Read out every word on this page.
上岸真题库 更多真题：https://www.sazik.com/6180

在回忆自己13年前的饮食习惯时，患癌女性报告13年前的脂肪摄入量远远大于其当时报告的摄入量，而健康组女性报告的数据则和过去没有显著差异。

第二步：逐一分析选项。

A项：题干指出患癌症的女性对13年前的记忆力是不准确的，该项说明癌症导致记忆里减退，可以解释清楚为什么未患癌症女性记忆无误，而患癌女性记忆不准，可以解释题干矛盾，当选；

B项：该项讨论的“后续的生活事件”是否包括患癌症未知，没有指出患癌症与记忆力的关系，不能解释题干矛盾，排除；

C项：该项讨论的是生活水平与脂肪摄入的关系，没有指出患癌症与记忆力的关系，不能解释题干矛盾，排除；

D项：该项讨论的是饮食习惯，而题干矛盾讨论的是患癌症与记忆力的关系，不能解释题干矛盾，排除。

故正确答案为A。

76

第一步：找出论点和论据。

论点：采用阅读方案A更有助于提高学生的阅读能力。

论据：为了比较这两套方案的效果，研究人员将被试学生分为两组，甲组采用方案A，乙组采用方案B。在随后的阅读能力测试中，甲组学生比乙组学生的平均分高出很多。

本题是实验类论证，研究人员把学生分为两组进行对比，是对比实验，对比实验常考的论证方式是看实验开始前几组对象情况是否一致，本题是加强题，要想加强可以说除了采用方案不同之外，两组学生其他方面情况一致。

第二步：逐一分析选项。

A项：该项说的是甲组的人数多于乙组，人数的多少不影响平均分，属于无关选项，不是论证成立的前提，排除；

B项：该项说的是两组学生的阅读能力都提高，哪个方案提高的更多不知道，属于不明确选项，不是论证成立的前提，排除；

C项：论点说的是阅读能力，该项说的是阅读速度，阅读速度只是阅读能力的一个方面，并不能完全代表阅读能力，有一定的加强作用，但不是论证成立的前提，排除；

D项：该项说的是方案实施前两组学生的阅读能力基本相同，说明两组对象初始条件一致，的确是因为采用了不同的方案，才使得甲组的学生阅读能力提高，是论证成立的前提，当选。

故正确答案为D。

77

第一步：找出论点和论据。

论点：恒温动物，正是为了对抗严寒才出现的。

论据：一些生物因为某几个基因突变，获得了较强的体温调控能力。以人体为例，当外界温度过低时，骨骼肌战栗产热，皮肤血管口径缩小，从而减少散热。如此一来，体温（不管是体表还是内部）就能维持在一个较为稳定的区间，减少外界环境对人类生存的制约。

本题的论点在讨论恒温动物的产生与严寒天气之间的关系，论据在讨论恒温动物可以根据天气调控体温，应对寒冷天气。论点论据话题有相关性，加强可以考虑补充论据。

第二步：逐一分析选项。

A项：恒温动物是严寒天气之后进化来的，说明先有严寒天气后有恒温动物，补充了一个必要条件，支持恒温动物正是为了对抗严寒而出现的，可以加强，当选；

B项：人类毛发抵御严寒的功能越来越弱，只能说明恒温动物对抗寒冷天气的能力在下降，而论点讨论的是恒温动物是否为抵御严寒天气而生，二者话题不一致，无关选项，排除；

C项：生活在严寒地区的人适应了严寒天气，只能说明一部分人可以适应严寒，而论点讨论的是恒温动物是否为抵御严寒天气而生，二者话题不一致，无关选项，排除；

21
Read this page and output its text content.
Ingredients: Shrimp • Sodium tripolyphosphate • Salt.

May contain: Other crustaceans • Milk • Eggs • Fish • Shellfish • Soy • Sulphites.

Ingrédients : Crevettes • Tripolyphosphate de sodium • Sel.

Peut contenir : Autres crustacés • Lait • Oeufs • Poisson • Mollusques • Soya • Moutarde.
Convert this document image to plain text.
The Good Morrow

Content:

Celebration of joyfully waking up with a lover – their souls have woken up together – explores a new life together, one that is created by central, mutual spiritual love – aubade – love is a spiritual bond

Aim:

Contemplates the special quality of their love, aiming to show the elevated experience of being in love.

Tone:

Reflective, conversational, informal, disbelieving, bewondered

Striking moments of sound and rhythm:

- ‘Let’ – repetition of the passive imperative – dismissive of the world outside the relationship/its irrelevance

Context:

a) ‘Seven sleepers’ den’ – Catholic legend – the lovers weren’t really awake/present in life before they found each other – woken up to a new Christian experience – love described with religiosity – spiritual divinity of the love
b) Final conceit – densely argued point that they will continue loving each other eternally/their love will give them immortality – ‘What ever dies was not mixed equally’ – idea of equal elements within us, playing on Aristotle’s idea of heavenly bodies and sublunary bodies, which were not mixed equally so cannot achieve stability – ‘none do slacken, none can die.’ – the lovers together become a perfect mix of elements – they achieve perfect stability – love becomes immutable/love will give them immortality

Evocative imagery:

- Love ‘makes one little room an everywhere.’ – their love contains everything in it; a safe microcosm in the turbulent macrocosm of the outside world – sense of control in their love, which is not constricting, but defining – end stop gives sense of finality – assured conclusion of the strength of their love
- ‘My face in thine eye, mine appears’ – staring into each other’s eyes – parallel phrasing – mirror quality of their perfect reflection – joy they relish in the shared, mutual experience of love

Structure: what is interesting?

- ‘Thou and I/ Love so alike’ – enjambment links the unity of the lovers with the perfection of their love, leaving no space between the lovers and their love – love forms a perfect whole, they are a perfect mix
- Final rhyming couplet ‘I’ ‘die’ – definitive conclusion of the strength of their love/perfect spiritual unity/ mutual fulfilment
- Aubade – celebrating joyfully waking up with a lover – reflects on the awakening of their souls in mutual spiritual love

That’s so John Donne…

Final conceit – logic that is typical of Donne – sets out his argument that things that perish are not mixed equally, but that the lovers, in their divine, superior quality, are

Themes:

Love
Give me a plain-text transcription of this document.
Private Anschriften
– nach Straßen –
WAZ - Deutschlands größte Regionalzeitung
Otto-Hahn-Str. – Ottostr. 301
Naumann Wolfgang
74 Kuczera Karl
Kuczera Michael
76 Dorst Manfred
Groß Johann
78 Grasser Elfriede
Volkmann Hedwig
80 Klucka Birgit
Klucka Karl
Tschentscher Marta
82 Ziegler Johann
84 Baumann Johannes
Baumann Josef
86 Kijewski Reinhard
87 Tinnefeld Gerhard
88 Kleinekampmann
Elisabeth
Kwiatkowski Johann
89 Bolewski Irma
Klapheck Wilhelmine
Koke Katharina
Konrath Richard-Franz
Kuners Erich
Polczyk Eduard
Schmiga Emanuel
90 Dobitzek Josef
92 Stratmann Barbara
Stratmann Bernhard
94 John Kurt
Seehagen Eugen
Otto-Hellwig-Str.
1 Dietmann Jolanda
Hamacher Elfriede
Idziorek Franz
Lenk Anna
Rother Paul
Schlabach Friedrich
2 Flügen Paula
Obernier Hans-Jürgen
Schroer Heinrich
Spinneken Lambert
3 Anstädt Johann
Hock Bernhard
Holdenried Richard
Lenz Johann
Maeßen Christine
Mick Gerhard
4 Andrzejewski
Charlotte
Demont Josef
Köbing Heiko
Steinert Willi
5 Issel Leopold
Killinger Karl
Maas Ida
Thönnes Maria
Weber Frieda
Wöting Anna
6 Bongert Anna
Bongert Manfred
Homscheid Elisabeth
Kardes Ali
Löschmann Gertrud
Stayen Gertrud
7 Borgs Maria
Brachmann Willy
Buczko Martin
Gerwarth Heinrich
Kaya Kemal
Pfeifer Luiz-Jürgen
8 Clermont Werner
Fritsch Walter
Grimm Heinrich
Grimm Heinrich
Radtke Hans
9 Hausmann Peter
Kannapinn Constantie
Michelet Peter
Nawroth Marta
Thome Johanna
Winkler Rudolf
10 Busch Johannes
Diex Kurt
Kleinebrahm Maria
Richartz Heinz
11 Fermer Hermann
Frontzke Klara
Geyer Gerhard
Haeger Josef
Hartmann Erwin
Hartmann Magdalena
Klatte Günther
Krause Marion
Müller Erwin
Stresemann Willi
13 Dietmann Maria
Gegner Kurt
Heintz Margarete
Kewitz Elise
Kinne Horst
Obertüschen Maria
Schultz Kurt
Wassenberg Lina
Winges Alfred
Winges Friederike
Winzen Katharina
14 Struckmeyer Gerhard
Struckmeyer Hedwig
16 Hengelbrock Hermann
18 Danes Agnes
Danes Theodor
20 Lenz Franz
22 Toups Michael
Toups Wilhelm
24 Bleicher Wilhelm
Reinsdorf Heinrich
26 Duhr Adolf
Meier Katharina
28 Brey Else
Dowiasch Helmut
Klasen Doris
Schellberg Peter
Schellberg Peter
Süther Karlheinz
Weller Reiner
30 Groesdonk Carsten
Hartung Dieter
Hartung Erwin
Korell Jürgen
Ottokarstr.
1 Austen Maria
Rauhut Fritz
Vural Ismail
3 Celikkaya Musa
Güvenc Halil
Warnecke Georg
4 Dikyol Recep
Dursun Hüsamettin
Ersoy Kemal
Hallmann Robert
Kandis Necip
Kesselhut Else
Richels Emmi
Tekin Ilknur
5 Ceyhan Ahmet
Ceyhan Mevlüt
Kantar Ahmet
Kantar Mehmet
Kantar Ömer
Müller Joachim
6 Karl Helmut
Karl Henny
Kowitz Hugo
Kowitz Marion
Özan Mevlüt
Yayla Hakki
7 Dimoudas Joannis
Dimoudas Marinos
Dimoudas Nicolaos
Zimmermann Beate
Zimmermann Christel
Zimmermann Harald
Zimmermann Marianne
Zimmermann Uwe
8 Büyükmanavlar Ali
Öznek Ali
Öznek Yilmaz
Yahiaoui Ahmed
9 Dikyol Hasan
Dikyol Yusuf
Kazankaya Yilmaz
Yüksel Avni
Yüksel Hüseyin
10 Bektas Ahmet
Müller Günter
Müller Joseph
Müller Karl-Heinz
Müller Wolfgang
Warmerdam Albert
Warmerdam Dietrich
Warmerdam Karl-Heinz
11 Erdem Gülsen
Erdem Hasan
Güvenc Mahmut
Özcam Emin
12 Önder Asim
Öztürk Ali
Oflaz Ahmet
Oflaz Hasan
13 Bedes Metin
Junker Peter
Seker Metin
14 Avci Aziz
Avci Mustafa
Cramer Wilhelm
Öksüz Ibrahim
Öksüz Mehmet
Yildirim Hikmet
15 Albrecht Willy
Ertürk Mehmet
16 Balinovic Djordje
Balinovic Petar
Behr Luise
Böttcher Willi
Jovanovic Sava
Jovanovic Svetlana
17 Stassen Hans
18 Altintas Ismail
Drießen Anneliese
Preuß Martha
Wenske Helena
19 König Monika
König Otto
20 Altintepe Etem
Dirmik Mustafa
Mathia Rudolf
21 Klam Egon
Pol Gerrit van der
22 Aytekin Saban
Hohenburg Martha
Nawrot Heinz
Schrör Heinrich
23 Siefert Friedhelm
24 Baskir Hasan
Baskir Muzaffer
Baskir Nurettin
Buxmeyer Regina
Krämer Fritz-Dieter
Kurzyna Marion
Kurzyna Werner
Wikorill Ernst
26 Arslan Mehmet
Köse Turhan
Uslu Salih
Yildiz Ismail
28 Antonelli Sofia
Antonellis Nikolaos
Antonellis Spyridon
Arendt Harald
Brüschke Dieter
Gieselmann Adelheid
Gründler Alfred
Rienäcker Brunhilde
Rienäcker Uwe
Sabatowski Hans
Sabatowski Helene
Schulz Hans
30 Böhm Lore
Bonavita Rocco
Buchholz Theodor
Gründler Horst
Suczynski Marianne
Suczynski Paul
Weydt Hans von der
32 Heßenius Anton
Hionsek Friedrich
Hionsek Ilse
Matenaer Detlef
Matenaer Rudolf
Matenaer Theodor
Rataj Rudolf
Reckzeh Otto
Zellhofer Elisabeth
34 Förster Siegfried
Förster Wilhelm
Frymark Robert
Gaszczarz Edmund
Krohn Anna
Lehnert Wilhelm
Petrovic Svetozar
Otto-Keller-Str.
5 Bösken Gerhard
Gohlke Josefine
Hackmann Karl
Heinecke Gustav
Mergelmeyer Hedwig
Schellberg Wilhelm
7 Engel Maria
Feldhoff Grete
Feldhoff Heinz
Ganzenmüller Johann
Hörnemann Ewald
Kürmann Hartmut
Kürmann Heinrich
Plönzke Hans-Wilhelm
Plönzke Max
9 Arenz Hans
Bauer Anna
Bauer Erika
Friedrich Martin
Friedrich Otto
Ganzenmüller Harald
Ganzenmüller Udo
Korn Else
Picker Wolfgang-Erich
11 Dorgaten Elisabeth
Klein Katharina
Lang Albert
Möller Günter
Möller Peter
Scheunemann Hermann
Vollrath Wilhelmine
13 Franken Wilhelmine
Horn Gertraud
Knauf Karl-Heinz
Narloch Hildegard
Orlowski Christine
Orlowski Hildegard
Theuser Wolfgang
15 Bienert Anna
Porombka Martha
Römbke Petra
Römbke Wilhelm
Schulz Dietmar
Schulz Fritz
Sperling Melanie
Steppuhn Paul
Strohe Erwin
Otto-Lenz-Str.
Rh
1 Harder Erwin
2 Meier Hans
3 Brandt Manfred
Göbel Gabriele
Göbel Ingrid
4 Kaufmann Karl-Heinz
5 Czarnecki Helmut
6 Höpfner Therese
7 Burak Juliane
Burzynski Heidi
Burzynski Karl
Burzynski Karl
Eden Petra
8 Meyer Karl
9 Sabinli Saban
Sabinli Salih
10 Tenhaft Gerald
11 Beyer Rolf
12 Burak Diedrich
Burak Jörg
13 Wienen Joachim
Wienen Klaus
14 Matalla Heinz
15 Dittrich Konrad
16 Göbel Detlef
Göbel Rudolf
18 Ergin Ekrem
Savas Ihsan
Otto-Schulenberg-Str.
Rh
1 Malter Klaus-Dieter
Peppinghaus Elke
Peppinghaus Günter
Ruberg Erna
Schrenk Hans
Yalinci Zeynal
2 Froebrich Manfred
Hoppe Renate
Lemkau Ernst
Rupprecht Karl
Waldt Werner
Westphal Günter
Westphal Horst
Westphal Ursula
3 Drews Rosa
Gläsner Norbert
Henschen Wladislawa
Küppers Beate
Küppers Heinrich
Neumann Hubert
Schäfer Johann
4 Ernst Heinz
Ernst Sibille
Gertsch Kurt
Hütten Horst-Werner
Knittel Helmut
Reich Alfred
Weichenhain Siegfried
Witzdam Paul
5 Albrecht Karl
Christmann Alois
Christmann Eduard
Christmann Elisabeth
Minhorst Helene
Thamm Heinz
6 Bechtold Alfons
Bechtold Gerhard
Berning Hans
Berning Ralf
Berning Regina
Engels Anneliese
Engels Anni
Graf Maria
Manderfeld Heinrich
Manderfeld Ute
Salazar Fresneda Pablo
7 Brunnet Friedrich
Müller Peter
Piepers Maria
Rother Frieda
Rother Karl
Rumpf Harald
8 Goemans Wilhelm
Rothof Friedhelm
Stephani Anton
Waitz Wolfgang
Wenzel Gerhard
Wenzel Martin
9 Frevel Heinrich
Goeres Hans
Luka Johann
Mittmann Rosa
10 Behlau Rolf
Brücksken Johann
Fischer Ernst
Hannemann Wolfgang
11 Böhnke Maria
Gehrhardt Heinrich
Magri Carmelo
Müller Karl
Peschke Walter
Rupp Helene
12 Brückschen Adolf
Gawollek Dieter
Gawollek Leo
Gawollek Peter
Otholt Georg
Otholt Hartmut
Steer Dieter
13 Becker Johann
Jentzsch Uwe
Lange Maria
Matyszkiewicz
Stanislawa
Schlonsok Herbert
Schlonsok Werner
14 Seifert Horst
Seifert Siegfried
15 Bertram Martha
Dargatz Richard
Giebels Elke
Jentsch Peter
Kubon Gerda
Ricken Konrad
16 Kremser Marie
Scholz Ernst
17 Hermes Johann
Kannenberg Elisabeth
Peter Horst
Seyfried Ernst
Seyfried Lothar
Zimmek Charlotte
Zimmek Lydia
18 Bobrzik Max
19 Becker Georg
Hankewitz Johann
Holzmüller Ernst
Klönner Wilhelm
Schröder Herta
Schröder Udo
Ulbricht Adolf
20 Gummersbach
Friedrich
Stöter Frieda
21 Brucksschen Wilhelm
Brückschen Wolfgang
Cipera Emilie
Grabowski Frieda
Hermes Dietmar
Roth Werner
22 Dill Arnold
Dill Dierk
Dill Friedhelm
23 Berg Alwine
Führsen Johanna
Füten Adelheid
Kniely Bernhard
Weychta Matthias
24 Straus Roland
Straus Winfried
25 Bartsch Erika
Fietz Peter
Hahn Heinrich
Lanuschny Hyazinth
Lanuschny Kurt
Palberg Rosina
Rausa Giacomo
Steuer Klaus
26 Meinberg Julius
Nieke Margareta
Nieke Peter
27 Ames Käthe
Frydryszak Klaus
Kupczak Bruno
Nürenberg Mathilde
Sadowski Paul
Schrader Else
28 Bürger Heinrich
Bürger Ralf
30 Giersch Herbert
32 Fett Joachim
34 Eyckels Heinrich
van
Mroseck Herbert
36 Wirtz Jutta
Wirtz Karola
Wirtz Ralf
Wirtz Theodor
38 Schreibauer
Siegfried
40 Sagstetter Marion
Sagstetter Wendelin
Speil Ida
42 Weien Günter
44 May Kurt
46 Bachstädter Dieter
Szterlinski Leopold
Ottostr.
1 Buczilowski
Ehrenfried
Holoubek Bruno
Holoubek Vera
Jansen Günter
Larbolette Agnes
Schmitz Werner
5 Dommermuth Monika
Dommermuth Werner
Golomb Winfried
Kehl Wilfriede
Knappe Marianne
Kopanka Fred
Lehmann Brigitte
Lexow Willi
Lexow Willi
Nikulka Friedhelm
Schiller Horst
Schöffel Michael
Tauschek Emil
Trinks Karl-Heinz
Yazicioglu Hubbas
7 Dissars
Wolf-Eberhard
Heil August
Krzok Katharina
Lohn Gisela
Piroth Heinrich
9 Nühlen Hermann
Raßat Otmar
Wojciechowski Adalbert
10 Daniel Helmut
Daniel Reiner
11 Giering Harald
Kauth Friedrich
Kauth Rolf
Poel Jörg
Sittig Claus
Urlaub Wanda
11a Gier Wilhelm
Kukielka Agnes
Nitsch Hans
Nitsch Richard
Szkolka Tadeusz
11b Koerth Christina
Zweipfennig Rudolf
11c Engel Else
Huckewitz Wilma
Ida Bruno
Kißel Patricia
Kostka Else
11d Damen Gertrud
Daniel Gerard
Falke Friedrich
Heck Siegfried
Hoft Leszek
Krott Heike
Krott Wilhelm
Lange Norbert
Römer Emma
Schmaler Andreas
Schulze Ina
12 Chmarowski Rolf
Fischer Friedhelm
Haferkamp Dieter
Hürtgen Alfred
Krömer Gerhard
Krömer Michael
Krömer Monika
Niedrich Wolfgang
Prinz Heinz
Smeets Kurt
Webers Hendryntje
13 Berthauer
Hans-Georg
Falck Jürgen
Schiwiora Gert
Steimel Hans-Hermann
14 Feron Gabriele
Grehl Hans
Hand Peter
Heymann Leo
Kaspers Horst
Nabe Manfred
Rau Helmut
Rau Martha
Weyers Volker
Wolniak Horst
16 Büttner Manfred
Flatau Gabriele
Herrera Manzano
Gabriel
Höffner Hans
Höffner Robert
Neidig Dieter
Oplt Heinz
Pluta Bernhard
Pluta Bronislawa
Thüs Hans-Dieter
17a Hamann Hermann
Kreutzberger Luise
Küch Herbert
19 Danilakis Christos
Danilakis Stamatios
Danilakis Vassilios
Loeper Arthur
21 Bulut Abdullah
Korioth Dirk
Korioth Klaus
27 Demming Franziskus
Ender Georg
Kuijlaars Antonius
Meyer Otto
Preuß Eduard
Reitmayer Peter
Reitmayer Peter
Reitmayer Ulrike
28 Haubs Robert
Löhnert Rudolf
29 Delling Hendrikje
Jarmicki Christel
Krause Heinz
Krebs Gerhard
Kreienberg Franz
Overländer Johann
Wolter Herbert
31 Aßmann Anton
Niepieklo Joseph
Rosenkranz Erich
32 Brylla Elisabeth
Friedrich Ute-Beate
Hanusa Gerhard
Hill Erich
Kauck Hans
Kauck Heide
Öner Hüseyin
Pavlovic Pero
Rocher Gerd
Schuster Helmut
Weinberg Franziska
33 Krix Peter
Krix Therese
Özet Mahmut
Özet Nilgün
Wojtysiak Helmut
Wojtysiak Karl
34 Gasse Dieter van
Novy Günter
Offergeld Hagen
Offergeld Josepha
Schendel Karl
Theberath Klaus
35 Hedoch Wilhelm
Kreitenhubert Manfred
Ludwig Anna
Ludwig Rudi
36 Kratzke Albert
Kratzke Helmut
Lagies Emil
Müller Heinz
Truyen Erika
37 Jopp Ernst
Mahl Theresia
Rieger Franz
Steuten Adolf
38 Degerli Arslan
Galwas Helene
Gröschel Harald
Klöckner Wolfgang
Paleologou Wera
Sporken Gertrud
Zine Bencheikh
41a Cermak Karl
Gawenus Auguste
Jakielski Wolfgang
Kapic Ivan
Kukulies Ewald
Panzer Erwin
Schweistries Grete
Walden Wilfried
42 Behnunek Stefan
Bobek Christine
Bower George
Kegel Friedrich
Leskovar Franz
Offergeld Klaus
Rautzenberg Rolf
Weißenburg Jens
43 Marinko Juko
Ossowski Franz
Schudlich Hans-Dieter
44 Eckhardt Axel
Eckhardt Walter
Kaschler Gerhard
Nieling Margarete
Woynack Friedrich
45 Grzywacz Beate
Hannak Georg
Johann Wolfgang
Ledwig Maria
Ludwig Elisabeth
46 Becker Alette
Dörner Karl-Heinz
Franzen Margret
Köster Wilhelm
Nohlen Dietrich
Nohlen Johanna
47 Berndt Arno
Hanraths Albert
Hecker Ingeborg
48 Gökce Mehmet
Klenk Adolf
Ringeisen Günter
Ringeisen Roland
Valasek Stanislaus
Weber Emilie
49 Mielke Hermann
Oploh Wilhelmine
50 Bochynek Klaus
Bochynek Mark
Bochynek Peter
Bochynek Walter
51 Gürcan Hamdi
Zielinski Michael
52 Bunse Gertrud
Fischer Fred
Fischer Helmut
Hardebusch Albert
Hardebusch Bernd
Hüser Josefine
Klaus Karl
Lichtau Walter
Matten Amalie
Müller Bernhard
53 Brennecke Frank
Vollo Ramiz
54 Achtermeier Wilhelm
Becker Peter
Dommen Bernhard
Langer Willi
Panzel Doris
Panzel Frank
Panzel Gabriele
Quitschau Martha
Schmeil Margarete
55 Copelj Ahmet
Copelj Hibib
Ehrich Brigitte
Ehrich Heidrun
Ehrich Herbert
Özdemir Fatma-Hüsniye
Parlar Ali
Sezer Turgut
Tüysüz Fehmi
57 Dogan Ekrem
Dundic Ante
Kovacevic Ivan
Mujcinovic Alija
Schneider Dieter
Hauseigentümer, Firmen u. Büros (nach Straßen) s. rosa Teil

- _Task prompt_:
Tally up the lines holding the string "Ismail" in this listing, and report the total alone.

- _Worked solution_:
3